■ **TO DO**: Write the next portion of the #WayBackWednesday column on the Star Trek: Deep Space Nine episode "Far Beyond the Stars," beginning after its final sentence.

■ **TEXT BLOCK**:
++++++++++

We’re all stuck in the house, right? There’s never been a better time to dig into those retro movies that you’ve always wanted to watch, but never had the time for. Personally, I’m a bit of a retrophile and tend to watch more older flicks than newer ones. On Fangirlish, you can now look forward to a retro review from me each Wednesday in this column. I’ll be highlighting one throwback movie a week, offering a spoiler-free review of the film, any throwback thoughts from my childhood, and where you can watch the movie yourself. Sit back, relax, and enjoy #WayBackWednesday.
I know you come to my #WayBackWednesday column for movie recommendations, but for today’s column, I’d like to do something a little different. For today’s #WayBackWednesday column, I want to zero in on an episode of Star Trek: Deep Space Nine, “Far Beyond the Stars.”
If you’re unfamiliar with the Star Trek franchise, it has a history of being progressive. I chose this particular episode because 1). It’s my very favorite episode of Deep Space Nine, and 2). This episode is directed by and stars Avery Brooks, who also holds the distinction of being the first black captain in a Star Trek series. 3). The message of the episode is a poignant one. Check out this teaser for “Far Beyond the Stars” and we’ll get started with #WayBackWednesday.

++++++++++

■ **MATERIAL SHOWN**:
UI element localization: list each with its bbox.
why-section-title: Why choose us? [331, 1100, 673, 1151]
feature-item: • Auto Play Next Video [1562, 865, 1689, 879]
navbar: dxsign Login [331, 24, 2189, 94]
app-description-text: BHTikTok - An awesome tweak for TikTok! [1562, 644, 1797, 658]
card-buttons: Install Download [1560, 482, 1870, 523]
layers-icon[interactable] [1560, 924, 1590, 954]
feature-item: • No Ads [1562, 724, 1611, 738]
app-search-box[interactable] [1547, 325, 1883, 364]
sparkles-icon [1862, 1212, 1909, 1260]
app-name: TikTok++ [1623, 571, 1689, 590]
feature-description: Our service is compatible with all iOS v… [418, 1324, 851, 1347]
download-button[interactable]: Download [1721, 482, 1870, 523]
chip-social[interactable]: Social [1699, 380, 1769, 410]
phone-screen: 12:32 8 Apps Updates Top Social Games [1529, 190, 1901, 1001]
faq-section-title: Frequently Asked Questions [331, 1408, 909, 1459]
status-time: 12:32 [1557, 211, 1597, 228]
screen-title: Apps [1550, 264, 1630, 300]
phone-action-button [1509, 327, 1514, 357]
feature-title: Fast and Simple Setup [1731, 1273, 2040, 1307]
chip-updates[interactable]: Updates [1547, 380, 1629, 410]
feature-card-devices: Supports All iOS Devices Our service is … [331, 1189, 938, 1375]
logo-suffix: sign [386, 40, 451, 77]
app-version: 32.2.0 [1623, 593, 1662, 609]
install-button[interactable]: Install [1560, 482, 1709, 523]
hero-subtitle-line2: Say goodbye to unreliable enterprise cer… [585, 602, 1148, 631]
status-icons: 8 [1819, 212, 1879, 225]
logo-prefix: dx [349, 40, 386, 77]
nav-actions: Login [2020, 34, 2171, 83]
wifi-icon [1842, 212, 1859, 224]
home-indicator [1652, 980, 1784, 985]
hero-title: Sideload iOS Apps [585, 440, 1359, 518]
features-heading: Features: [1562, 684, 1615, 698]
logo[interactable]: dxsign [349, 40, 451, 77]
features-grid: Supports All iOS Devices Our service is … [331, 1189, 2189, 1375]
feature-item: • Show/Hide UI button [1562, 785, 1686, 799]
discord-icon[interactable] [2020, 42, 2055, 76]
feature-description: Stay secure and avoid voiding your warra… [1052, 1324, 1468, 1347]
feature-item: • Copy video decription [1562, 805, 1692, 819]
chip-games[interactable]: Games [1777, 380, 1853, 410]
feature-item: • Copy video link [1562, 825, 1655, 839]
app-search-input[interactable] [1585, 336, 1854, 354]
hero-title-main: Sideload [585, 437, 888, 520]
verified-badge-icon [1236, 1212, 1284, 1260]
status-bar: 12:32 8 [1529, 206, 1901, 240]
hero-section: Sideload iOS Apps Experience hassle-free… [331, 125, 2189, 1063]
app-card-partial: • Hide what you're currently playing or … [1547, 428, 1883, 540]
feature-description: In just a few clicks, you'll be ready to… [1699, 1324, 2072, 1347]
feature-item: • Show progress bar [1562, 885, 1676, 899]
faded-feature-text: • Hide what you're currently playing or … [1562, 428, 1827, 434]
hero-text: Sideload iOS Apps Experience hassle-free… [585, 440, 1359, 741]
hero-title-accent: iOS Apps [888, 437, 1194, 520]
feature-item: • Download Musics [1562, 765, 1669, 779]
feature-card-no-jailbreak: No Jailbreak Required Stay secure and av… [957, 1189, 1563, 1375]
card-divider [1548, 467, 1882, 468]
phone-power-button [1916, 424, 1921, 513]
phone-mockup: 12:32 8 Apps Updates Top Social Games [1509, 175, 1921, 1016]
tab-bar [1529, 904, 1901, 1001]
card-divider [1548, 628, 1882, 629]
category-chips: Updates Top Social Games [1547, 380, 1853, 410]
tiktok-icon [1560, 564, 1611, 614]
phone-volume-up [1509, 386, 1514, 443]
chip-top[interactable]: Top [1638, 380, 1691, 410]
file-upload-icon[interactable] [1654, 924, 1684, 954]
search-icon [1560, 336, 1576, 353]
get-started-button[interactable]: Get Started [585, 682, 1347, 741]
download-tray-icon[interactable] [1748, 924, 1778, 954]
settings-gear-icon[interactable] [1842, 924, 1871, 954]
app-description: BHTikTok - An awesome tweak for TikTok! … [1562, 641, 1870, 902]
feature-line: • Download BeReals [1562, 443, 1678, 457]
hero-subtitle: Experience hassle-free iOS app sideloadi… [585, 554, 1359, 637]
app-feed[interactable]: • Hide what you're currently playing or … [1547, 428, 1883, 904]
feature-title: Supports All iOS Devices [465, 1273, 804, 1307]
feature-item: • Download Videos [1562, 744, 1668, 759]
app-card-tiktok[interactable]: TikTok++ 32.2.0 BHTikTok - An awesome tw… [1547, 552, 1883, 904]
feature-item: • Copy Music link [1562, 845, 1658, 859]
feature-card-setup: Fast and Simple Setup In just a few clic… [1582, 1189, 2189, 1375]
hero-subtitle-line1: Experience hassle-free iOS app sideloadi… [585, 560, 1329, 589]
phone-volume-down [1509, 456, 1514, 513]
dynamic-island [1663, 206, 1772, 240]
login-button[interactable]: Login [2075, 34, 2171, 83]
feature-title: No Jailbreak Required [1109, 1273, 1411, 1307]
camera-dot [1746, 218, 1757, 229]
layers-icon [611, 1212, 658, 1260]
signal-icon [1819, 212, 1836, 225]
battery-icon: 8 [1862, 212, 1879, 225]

++++++++++

■ **EXERCISE ANSWER**:
“Far Beyond the Stars” finds Captain Ben Sisko (Avery Brooks), having hallucinations about 1950s New York, where he is a science fiction writer, Benny Russell, trying to get his stories published. When he submits a story to his editor about a black captain of a starship, it is accepted, but only if framed as a dream. I’m going to try to keep this review spoiler-free, as I think you can probably find 45 minutes this week to watch this episode. Here are a few reasons why I think you should check out “Far Beyond the Stars.”
I love the retro aesthetic of this episode. The costuming for this episode is perfect. It’s also the only episode of Deep Space Nine where we see our main cast out of alien makeup. This is especially startling when we figure out that Nog (the late, great Aron Eisenberg) is the newspaper boy, baseball player Willie Hawkins is Worf (Star Trek’s favorite Klingon Michael Dorn), Martok (J. G. Hertzler) as the smart-talking Roy, and for me, seeing the late, great René Auberjonois (Odo), as a human was the most startling.
There are no slouches in the Deep Space Nine cast, but I think it’s also important to note that this episode also guest stars the late, great Brock Peters (To Kill a Mockingbird) as Joseph Sisko, Ben’s father, as well as recurring character actors, Jeffery Combs (Reanimator) and Marc Alaimo (Total Recall). These guys have the ability to truly embody whatever role they’re playing. Taking them out of their element of the space station and placing them in 1950s New York was a real treat.
“You cannot destroy an idea!”
If you talk to me for any length of time about film, television, books, etc., you’ll know that my own personal philosophy of story is that they are powerful. I believe story has more power to influence and change the hearts and minds of people than any politician. To quote Tyrion Lannister, “There’s nothing more powerful in the world than a good story. Nothing can stop it. Nothing can defeat it.”
Benny Russell shares my belief. He says:
“Do you care what I’m telling you? You can pulp a story but you cannot destroy an idea! Don’t you understand? That’s ancient knowledge. You cannot destroy an idea!”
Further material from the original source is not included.